- Items from a dataset:
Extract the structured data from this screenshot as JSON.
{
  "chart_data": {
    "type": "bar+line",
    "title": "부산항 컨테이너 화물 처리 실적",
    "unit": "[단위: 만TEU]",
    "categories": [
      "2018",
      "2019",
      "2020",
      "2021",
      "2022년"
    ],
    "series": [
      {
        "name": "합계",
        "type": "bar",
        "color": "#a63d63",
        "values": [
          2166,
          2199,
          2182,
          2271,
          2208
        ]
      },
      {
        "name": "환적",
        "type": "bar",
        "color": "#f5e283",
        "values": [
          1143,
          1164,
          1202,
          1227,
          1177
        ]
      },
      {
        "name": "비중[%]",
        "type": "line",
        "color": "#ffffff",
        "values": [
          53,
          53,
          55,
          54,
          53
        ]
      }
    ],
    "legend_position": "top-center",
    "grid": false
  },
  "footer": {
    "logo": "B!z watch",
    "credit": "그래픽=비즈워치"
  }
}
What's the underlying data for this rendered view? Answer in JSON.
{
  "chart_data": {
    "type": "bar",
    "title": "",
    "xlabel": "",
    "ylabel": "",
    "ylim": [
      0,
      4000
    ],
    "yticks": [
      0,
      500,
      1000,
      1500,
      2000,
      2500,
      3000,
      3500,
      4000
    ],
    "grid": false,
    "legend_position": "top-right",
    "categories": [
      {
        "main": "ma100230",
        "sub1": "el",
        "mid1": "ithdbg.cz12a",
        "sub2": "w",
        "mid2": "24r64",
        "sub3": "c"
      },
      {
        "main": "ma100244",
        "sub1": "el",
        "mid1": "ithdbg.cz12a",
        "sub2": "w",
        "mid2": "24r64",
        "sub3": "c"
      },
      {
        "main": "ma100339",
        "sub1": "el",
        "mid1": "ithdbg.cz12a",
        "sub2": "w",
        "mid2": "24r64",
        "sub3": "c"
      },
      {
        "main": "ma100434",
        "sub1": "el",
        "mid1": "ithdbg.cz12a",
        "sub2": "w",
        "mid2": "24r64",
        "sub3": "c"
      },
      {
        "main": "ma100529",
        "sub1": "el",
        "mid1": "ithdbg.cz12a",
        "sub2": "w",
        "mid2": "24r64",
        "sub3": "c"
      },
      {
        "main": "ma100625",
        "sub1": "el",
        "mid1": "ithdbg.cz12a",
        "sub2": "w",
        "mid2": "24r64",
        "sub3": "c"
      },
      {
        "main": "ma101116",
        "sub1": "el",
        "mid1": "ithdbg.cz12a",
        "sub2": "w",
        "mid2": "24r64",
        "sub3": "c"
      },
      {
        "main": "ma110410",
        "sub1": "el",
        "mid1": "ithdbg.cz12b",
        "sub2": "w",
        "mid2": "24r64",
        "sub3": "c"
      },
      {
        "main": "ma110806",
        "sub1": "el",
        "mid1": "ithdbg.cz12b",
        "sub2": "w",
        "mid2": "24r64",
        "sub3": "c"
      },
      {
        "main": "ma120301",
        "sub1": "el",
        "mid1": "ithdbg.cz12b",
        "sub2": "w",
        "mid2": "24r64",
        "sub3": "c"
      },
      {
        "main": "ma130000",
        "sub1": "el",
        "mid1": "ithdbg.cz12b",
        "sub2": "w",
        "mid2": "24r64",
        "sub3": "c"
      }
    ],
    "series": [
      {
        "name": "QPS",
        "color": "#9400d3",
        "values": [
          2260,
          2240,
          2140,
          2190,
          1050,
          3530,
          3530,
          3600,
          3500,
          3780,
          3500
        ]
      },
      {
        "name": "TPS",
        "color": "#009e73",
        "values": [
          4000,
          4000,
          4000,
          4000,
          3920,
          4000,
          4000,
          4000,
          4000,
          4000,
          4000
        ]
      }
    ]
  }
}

- What the task asks: Extract the full listing and reproduce each line exactly.

- Response to this exercise:
Extract the structured data from this screenshot as JSON.
{
  "chart_data": {
    "type": "bar+line",
    "title": "부산항 컨테이너 화물 처리 실적",
    "unit": "[단위: 만TEU]",
    "categories": [
      "2018",
      "2019",
      "2020",
      "2021",
      "2022년"
    ],
    "series": [
      {
        "name": "합계",
        "type": "bar",
        "color": "#a63d63",
        "values": [
          2166,
          2199,
          2182,
          2271,
          2208
        ]
      },
      {
        "name": "환적",
        "type": "bar",
        "color": "#f5e283",
        "values": [
          1143,
          1164,
          1202,
          1227,
          1177
        ]
      },
      {
        "name": "비중[%]",
        "type": "line",
        "color": "#ffffff",
        "values": [
          53,
          53,
          55,
          54,
          53
        ]
      }
    ],
    "legend_position": "top-center",
    "grid": false
  },
  "footer": {
    "logo": "B!z watch",
    "credit": "그래픽=비즈워치"
  }
}
What's the underlying data for this rendered view? Answer in JSON.
{
  "chart_data": {
    "type": "bar",
    "title": "",
    "xlabel": "",
    "ylabel": "",
    "ylim": [
      0,
      4000
    ],
    "yticks": [
      0,
      500,
      1000,
      1500,
      2000,
      2500,
      3000,
      3500,
      4000
    ],
    "grid": false,
    "legend_position": "top-right",
    "categories": [
      {
        "main": "ma100230",
        "sub1": "el",
        "mid1": "ithdbg.cz12a",
        "sub2": "w",
        "mid2": "24r64",
        "sub3": "c"
      },
      {
        "main": "ma100244",
        "sub1": "el",
        "mid1": "ithdbg.cz12a",
        "sub2": "w",
        "mid2": "24r64",
        "sub3": "c"
      },
      {
        "main": "ma100339",
        "sub1": "el",
        "mid1": "ithdbg.cz12a",
        "sub2": "w",
        "mid2": "24r64",
        "sub3": "c"
      },
      {
        "main": "ma100434",
        "sub1": "el",
        "mid1": "ithdbg.cz12a",
        "sub2": "w",
        "mid2": "24r64",
        "sub3": "c"
      },
      {
        "main": "ma100529",
        "sub1": "el",
        "mid1": "ithdbg.cz12a",
        "sub2": "w",
        "mid2": "24r64",
        "sub3": "c"
      },
      {
        "main": "ma100625",
        "sub1": "el",
        "mid1": "ithdbg.cz12a",
        "sub2": "w",
        "mid2": "24r64",
        "sub3": "c"
      },
      {
        "main": "ma101116",
        "sub1": "el",
        "mid1": "ithdbg.cz12a",
        "sub2": "w",
        "mid2": "24r64",
        "sub3": "c"
      },
      {
        "main": "ma110410",
        "sub1": "el",
        "mid1": "ithdbg.cz12b",
        "sub2": "w",
        "mid2": "24r64",
        "sub3": "c"
      },
      {
        "main": "ma110806",
        "sub1": "el",
        "mid1": "ithdbg.cz12b",
        "sub2": "w",
        "mid2": "24r64",
        "sub3": "c"
      },
      {
        "main": "ma120301",
        "sub1": "el",
        "mid1": "ithdbg.cz12b",
        "sub2": "w",
        "mid2": "24r64",
        "sub3": "c"
      },
      {
        "main": "ma130000",
        "sub1": "el",
        "mid1": "ithdbg.cz12b",
        "sub2": "w",
        "mid2": "24r64",
        "sub3": "c"
      }
    ],
    "series": [
      {
        "name": "QPS",
        "color": "#9400d3",
        "values": [
          2260,
          2240,
          2140,
          2190,
          1050,
          3530,
          3530,
          3600,
          3500,
          3780,
          3500
        ]
      },
      {
        "name": "TPS",
        "color": "#009e73",
        "values": [
          4000,
          4000,
          4000,
          4000,
          3920,
          4000,
          4000,
          4000,
          4000,
          4000,
          4000
        ]
      }
    ]
  }
}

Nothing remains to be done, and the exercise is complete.